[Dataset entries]
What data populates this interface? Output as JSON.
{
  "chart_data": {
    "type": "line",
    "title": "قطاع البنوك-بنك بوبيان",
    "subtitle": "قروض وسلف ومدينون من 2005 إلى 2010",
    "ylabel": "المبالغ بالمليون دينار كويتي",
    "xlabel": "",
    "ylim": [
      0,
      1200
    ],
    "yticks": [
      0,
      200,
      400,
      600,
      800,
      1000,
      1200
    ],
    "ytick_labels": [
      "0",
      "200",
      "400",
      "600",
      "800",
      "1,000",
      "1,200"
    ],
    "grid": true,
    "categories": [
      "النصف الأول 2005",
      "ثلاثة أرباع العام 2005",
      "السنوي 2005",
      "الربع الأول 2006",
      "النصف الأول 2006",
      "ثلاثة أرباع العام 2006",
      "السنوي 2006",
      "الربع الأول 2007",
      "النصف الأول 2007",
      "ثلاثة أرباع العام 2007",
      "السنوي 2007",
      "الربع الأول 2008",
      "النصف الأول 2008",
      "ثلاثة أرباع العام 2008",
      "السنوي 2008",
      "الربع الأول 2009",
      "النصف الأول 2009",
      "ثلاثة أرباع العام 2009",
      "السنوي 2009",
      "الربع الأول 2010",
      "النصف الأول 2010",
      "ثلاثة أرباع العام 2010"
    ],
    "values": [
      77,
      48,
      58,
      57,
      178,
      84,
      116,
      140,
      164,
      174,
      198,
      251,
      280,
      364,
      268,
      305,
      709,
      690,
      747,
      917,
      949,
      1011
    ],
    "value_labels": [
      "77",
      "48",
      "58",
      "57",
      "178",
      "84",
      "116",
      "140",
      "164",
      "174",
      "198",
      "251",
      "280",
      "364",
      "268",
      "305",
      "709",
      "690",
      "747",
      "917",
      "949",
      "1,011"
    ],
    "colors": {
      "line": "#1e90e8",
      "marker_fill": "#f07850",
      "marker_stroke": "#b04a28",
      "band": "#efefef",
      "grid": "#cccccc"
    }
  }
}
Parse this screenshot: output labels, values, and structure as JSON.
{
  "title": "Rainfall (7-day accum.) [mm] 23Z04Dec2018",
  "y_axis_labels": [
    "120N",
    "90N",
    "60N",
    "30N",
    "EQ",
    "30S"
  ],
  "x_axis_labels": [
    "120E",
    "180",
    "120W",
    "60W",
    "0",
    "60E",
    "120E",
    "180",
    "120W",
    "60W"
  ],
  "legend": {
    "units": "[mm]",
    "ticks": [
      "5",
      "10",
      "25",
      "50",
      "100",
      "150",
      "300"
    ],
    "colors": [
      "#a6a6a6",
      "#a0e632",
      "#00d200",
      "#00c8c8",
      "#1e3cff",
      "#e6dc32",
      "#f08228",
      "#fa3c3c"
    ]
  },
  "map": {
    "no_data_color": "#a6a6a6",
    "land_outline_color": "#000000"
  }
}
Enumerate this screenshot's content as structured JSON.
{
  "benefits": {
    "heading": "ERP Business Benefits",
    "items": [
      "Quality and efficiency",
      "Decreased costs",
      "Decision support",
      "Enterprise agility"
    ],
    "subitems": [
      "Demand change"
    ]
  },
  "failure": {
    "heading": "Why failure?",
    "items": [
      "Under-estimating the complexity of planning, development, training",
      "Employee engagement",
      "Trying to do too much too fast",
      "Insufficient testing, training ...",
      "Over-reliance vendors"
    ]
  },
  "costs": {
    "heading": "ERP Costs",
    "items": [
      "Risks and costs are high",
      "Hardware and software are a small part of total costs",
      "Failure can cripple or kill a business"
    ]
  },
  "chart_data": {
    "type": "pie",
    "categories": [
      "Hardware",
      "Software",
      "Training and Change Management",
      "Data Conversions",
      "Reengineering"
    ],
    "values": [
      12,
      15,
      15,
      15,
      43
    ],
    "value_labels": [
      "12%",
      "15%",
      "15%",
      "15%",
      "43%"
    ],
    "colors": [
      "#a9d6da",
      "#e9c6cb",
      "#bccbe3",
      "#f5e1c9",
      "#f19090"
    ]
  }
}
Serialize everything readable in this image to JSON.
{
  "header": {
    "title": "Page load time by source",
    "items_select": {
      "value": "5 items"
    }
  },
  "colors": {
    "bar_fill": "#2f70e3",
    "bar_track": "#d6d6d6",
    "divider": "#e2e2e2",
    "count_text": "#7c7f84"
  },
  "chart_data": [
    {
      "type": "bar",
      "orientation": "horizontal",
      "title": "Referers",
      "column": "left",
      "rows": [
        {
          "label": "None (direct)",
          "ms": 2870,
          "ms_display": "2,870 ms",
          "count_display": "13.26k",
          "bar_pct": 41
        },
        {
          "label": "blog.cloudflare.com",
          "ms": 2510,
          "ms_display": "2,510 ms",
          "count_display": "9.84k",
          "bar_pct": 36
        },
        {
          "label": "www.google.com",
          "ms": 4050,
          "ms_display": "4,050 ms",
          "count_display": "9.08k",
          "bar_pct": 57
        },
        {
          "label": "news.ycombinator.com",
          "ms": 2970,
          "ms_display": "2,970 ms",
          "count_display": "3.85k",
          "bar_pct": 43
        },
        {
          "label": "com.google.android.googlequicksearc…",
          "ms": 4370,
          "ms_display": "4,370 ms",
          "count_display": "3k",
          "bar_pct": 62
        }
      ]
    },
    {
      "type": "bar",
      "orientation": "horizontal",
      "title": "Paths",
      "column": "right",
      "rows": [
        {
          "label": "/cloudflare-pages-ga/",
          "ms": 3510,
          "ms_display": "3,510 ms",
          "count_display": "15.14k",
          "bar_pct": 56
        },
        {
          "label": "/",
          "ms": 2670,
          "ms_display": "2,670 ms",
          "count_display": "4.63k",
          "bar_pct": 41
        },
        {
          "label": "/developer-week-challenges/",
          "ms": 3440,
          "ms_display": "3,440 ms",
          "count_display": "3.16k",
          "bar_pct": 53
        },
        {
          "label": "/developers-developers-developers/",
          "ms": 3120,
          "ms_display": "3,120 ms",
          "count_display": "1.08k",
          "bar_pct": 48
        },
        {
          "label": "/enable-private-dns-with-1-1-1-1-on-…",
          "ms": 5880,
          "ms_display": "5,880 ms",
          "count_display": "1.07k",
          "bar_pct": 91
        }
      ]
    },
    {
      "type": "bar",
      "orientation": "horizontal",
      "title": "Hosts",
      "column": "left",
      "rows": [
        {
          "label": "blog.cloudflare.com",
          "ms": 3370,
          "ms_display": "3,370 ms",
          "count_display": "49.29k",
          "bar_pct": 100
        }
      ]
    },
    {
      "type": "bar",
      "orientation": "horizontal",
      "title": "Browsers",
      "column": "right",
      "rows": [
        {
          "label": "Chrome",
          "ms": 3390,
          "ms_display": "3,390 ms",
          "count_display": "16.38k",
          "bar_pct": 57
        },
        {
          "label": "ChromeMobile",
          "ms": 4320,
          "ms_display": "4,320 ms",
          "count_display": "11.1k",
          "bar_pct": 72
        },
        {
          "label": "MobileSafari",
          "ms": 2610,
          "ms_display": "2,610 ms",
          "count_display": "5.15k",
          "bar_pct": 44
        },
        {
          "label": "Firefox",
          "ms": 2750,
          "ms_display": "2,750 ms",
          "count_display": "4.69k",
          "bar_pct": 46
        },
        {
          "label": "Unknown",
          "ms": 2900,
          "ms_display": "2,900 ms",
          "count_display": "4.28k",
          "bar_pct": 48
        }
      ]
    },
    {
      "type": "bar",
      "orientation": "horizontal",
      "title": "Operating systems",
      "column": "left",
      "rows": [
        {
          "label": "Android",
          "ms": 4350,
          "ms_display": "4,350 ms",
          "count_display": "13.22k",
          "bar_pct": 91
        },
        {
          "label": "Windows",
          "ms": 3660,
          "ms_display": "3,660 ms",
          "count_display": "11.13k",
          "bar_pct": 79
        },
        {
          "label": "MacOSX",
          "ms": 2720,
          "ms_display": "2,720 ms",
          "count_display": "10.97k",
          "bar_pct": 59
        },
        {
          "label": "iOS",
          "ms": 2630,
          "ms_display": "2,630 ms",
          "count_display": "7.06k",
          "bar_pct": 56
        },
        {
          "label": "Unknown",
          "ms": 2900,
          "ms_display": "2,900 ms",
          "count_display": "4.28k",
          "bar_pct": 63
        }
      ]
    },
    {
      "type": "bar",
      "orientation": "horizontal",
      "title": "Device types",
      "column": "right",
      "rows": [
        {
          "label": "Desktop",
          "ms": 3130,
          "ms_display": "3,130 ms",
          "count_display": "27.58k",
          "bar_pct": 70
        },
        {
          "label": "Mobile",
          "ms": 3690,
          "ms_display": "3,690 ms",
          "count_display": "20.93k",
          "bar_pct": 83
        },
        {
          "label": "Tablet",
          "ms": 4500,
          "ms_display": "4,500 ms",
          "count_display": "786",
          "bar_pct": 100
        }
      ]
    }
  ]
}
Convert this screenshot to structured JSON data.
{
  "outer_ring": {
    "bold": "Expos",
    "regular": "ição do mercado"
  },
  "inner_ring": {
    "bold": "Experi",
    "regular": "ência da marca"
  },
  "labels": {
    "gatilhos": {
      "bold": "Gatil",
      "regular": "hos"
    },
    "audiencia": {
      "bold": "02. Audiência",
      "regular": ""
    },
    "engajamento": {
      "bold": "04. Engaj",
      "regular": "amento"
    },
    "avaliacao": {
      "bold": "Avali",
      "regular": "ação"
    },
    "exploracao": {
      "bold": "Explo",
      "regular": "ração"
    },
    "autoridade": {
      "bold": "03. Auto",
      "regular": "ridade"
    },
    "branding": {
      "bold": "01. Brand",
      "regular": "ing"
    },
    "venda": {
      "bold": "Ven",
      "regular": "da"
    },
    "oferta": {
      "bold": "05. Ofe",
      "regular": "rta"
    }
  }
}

§ Aim of the task:
Look through the material above and pick out each line holding the word "JSON".

§ Finished exercise:
What data populates this interface? Output as JSON.
Parse this screenshot: output labels, values, and structure as JSON.
Enumerate this screenshot's content as structured JSON.
Serialize everything readable in this image to JSON.
Convert this screenshot to structured JSON data.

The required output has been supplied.